Goal —
Starting at the beginning of the records and stopping after the line that contains "staticText: s <box>93 606 105 640</box>", rewrite those lines with "Enter" changed to "Return" and everything else left unchanged.

(Extracted records)
=-=-=-=-=

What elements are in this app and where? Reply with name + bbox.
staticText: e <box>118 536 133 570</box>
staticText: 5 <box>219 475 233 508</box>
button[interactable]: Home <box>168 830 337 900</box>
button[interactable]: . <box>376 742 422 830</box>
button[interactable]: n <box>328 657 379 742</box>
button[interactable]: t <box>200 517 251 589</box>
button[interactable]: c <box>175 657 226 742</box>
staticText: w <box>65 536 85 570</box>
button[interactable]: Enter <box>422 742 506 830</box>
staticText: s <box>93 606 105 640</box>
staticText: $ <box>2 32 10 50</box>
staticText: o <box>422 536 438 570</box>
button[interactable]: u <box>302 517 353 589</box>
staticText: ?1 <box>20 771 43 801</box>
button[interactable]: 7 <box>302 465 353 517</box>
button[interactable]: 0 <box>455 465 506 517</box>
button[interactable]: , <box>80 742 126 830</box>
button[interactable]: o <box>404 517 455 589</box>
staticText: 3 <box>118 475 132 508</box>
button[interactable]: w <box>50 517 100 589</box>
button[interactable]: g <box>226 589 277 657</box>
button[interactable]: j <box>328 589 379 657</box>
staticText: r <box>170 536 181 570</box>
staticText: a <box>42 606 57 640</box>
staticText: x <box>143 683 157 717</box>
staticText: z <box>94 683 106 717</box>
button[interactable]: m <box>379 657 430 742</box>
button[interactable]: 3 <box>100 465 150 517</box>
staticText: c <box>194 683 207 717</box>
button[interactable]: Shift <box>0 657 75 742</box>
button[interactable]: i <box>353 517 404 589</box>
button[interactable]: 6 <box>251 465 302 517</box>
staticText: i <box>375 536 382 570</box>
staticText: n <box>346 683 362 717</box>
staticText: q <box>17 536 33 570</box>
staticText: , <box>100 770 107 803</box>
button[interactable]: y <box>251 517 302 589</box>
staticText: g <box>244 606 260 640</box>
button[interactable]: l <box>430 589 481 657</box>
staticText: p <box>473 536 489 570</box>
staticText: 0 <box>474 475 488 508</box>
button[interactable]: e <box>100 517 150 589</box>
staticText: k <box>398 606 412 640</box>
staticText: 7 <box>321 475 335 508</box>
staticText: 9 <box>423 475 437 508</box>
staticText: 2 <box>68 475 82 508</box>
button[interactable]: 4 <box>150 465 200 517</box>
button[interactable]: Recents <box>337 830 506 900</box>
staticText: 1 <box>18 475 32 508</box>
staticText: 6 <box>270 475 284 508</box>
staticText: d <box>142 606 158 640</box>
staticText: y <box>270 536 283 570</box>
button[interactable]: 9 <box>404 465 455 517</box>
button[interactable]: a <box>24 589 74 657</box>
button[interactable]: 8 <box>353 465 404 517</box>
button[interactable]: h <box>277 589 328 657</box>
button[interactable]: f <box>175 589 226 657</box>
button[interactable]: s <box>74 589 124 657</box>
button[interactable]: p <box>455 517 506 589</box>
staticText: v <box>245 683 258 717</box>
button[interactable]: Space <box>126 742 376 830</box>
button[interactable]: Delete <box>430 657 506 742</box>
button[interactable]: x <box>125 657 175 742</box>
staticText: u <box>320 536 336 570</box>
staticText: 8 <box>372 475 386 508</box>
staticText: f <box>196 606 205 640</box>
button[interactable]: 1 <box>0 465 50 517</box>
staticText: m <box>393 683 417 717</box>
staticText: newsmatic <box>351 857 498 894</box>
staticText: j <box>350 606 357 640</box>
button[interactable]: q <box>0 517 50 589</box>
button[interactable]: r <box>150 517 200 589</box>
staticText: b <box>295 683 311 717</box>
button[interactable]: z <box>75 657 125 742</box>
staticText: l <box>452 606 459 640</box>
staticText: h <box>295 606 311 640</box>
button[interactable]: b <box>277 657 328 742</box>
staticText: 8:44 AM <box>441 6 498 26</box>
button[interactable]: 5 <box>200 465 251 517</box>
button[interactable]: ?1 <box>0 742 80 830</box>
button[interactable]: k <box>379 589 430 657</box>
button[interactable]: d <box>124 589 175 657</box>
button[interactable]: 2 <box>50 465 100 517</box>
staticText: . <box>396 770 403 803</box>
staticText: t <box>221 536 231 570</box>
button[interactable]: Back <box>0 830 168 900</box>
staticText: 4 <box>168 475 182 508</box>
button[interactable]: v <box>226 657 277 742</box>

=-=-=-=-=

Solution —
What elements are in this app and where? Reply with name + bbox.
staticText: e <box>118 536 133 570</box>
staticText: 5 <box>219 475 233 508</box>
button[interactable]: Home <box>168 830 337 900</box>
button[interactable]: . <box>376 742 422 830</box>
button[interactable]: n <box>328 657 379 742</box>
button[interactable]: t <box>200 517 251 589</box>
button[interactable]: c <box>175 657 226 742</box>
staticText: w <box>65 536 85 570</box>
button[interactable]: Return <box>422 742 506 830</box>
staticText: s <box>93 606 105 640</box>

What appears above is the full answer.